▶ STATED PROBLEM
Make an exact copy of the entries below.

▬▬▬▬▬▬▬▬▬▬

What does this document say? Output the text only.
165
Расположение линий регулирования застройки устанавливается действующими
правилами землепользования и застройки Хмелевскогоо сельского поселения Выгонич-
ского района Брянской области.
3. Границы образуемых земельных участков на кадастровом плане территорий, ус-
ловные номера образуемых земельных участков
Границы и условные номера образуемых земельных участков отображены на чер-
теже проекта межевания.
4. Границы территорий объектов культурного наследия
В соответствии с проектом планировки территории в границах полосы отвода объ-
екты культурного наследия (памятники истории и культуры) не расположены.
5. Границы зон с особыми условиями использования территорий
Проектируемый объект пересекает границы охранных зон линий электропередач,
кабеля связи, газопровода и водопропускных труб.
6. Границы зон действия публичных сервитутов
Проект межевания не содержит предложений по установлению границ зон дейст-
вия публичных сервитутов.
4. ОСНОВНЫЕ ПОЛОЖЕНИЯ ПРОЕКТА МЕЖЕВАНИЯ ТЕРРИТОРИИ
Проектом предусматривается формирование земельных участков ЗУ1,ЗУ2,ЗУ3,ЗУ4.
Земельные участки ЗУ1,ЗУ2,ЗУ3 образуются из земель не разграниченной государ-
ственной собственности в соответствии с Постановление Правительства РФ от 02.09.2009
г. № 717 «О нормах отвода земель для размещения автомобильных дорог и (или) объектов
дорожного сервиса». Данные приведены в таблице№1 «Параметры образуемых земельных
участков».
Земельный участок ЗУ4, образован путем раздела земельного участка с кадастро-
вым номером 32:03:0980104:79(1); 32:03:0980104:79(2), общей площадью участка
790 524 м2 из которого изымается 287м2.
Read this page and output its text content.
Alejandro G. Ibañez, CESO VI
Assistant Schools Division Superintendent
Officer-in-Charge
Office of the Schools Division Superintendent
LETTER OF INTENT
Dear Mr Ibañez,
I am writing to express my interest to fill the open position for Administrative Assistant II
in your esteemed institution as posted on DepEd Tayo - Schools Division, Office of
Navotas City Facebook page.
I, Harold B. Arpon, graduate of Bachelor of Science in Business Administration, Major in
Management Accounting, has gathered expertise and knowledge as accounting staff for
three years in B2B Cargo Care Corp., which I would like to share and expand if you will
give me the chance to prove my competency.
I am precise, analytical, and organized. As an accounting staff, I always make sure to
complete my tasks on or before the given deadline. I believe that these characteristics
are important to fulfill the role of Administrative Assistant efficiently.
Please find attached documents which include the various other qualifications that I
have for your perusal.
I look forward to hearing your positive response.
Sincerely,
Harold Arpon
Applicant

▬▬▬▬▬▬▬▬▬▬

▶ RESULT OF THE EXERCISE
What does this document say? Output the text only.
165
Расположение линий регулирования застройки устанавливается действующими
правилами землепользования и застройки Хмелевскогоо сельского поселения Выгонич-
ского района Брянской области.
3. Границы образуемых земельных участков на кадастровом плане территорий, ус-
ловные номера образуемых земельных участков
Границы и условные номера образуемых земельных участков отображены на чер-
теже проекта межевания.
4. Границы территорий объектов культурного наследия
В соответствии с проектом планировки территории в границах полосы отвода объ-
екты культурного наследия (памятники истории и культуры) не расположены.
5. Границы зон с особыми условиями использования территорий
Проектируемый объект пересекает границы охранных зон линий электропередач,
кабеля связи, газопровода и водопропускных труб.
6. Границы зон действия публичных сервитутов
Проект межевания не содержит предложений по установлению границ зон дейст-
вия публичных сервитутов.
4. ОСНОВНЫЕ ПОЛОЖЕНИЯ ПРОЕКТА МЕЖЕВАНИЯ ТЕРРИТОРИИ
Проектом предусматривается формирование земельных участков ЗУ1,ЗУ2,ЗУ3,ЗУ4.
Земельные участки ЗУ1,ЗУ2,ЗУ3 образуются из земель не разграниченной государ-
ственной собственности в соответствии с Постановление Правительства РФ от 02.09.2009
г. № 717 «О нормах отвода земель для размещения автомобильных дорог и (или) объектов
дорожного сервиса». Данные приведены в таблице№1 «Параметры образуемых земельных
участков».
Земельный участок ЗУ4, образован путем раздела земельного участка с кадастро-
вым номером 32:03:0980104:79(1); 32:03:0980104:79(2), общей площадью участка
790 524 м2 из которого изымается 287м2.
Read this page and output its text content.
Alejandro G. Ibañez, CESO VI
Assistant Schools Division Superintendent
Officer-in-Charge
Office of the Schools Division Superintendent
LETTER OF INTENT
Dear Mr Ibañez,
I am writing to express my interest to fill the open position for Administrative Assistant II
in your esteemed institution as posted on DepEd Tayo - Schools Division, Office of
Navotas City Facebook page.
I, Harold B. Arpon, graduate of Bachelor of Science in Business Administration, Major in
Management Accounting, has gathered expertise and knowledge as accounting staff for
three years in B2B Cargo Care Corp., which I would like to share and expand if you will
give me the chance to prove my competency.
I am precise, analytical, and organized. As an accounting staff, I always make sure to
complete my tasks on or before the given deadline. I believe that these characteristics
are important to fulfill the role of Administrative Assistant efficiently.
Please find attached documents which include the various other qualifications that I
have for your perusal.
I look forward to hearing your positive response.
Sincerely,
Harold Arpon
Applicant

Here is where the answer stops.